Job
Go through the listing and return every line with "this" in it.

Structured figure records
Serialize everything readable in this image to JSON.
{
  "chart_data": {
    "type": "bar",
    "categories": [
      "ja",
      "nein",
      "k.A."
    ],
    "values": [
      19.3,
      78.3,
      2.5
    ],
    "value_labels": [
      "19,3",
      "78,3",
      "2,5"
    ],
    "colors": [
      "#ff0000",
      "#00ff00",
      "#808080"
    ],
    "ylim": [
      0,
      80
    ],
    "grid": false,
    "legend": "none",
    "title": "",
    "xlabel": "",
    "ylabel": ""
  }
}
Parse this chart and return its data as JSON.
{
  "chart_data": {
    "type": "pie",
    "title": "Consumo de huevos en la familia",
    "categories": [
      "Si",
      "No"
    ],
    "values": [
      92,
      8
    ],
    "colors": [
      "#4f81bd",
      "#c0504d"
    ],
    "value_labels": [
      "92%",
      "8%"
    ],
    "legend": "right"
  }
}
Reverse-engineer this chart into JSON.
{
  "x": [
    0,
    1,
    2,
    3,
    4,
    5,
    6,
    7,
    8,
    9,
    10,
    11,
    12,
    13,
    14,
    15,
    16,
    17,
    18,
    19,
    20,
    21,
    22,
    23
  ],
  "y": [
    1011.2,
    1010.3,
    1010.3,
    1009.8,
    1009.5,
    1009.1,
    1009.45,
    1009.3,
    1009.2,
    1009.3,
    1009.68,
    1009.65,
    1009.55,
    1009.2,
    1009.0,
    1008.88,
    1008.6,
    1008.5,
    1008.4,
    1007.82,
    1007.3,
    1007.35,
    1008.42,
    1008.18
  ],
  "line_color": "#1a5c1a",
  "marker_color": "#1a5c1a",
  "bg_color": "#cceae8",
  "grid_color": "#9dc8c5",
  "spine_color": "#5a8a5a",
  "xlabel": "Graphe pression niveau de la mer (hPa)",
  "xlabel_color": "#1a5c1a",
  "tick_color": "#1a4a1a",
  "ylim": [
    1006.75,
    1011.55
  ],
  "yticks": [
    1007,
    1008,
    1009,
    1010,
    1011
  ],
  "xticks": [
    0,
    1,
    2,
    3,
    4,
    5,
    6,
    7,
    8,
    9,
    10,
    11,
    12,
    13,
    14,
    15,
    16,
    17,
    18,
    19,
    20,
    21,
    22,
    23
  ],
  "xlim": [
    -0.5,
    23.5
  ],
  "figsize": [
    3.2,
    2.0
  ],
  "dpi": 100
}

Full solution
Serialize everything readable in this image to JSON.
Parse this chart and return its data as JSON.
Reverse-engineer this chart into JSON.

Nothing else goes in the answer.